# Exercise objective:
Reproduce all the material exactly, minus any pictures it holds.

--- Start of Extracted data ---

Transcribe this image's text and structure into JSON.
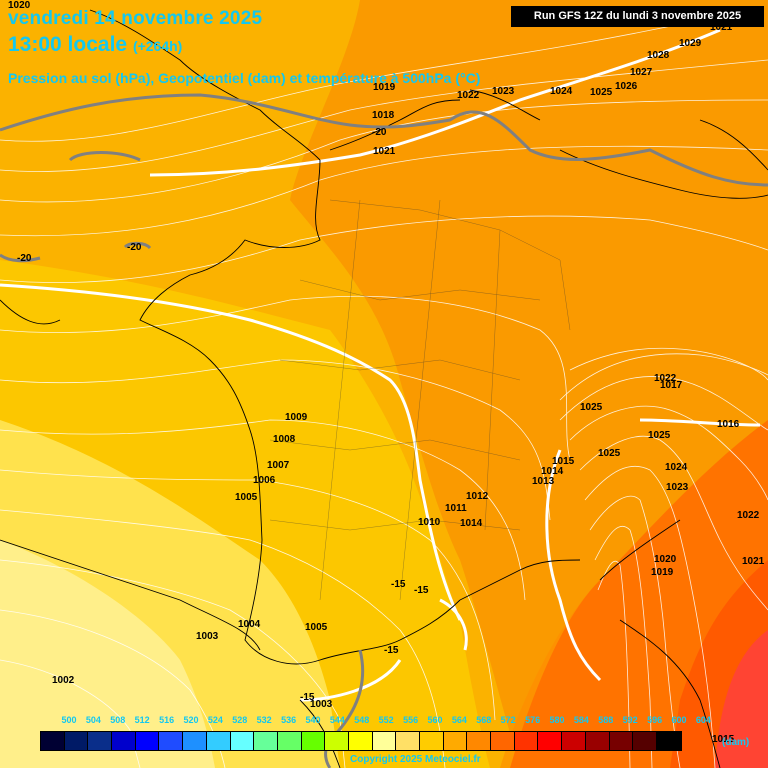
{
  "header": {
    "date_line": "vendredi 14 novembre 2025",
    "time_line": "13:00 locale",
    "lead_time": "(+264h)",
    "parameter_line": "Pression au sol (hPa), Geopotentiel (dam) et température à 500hPa (°C)",
    "run_label": "Run GFS 12Z du lundi 3 novembre 2025"
  },
  "pressure_labels": [
    "1020",
    "1019",
    "1018",
    "1021",
    "1022",
    "1023",
    "1024",
    "1025",
    "1026",
    "1027",
    "1028",
    "1029",
    "1021",
    "1022",
    "1017",
    "1025",
    "1025",
    "1016",
    "1015",
    "1014",
    "1025",
    "1024",
    "1023",
    "1022",
    "1021",
    "1020",
    "1019",
    "1013",
    "1012",
    "1011",
    "1010",
    "1014",
    "1009",
    "1008",
    "1007",
    "1006",
    "1005",
    "1004",
    "1003",
    "1002",
    "1005",
    "1003",
    "1015"
  ],
  "temperature_labels": [
    "-20",
    "-20",
    "-20",
    "-15",
    "-15",
    "-15",
    "-15"
  ],
  "legend": {
    "values": [
      "500",
      "504",
      "508",
      "512",
      "516",
      "520",
      "524",
      "528",
      "532",
      "536",
      "540",
      "544",
      "548",
      "552",
      "556",
      "560",
      "564",
      "568",
      "572",
      "576",
      "580",
      "584",
      "588",
      "592",
      "596",
      "600",
      "604"
    ],
    "colors": [
      "#000033",
      "#001a66",
      "#0a2e8a",
      "#0000cc",
      "#0000ff",
      "#1f4cff",
      "#1e90ff",
      "#33ccff",
      "#66ffff",
      "#66ff99",
      "#66ff66",
      "#66ff00",
      "#ccff00",
      "#ffff00",
      "#ffff99",
      "#ffe066",
      "#ffcc00",
      "#ffaa00",
      "#ff8800",
      "#ff6600",
      "#ff3300",
      "#ff0000",
      "#cc0000",
      "#990000",
      "#770000",
      "#550000",
      "#000000"
    ],
    "unit": "(dam)"
  },
  "copyright": "Copyright 2025 Meteociel.fr",
  "colors": {
    "title": "#13c8f0",
    "isobar": "#ffffff",
    "coast": "#000000",
    "border": "#808080"
  }
}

--- End of Extracted data ---

# Full output:
Transcribe this image's text and structure into JSON.
{
  "header": {
    "date_line": "vendredi 14 novembre 2025",
    "time_line": "13:00 locale",
    "lead_time": "(+264h)",
    "parameter_line": "Pression au sol (hPa), Geopotentiel (dam) et température à 500hPa (°C)",
    "run_label": "Run GFS 12Z du lundi 3 novembre 2025"
  },
  "pressure_labels": [
    "1020",
    "1019",
    "1018",
    "1021",
    "1022",
    "1023",
    "1024",
    "1025",
    "1026",
    "1027",
    "1028",
    "1029",
    "1021",
    "1022",
    "1017",
    "1025",
    "1025",
    "1016",
    "1015",
    "1014",
    "1025",
    "1024",
    "1023",
    "1022",
    "1021",
    "1020",
    "1019",
    "1013",
    "1012",
    "1011",
    "1010",
    "1014",
    "1009",
    "1008",
    "1007",
    "1006",
    "1005",
    "1004",
    "1003",
    "1002",
    "1005",
    "1003",
    "1015"
  ],
  "temperature_labels": [
    "-20",
    "-20",
    "-20",
    "-15",
    "-15",
    "-15",
    "-15"
  ],
  "legend": {
    "values": [
      "500",
      "504",
      "508",
      "512",
      "516",
      "520",
      "524",
      "528",
      "532",
      "536",
      "540",
      "544",
      "548",
      "552",
      "556",
      "560",
      "564",
      "568",
      "572",
      "576",
      "580",
      "584",
      "588",
      "592",
      "596",
      "600",
      "604"
    ],
    "colors": [
      "#000033",
      "#001a66",
      "#0a2e8a",
      "#0000cc",
      "#0000ff",
      "#1f4cff",
      "#1e90ff",
      "#33ccff",
      "#66ffff",
      "#66ff99",
      "#66ff66",
      "#66ff00",
      "#ccff00",
      "#ffff00",
      "#ffff99",
      "#ffe066",
      "#ffcc00",
      "#ffaa00",
      "#ff8800",
      "#ff6600",
      "#ff3300",
      "#ff0000",
      "#cc0000",
      "#990000",
      "#770000",
      "#550000",
      "#000000"
    ],
    "unit": "(dam)"
  },
  "copyright": "Copyright 2025 Meteociel.fr",
  "colors": {
    "title": "#13c8f0",
    "isobar": "#ffffff",
    "coast": "#000000",
    "border": "#808080"
  }
}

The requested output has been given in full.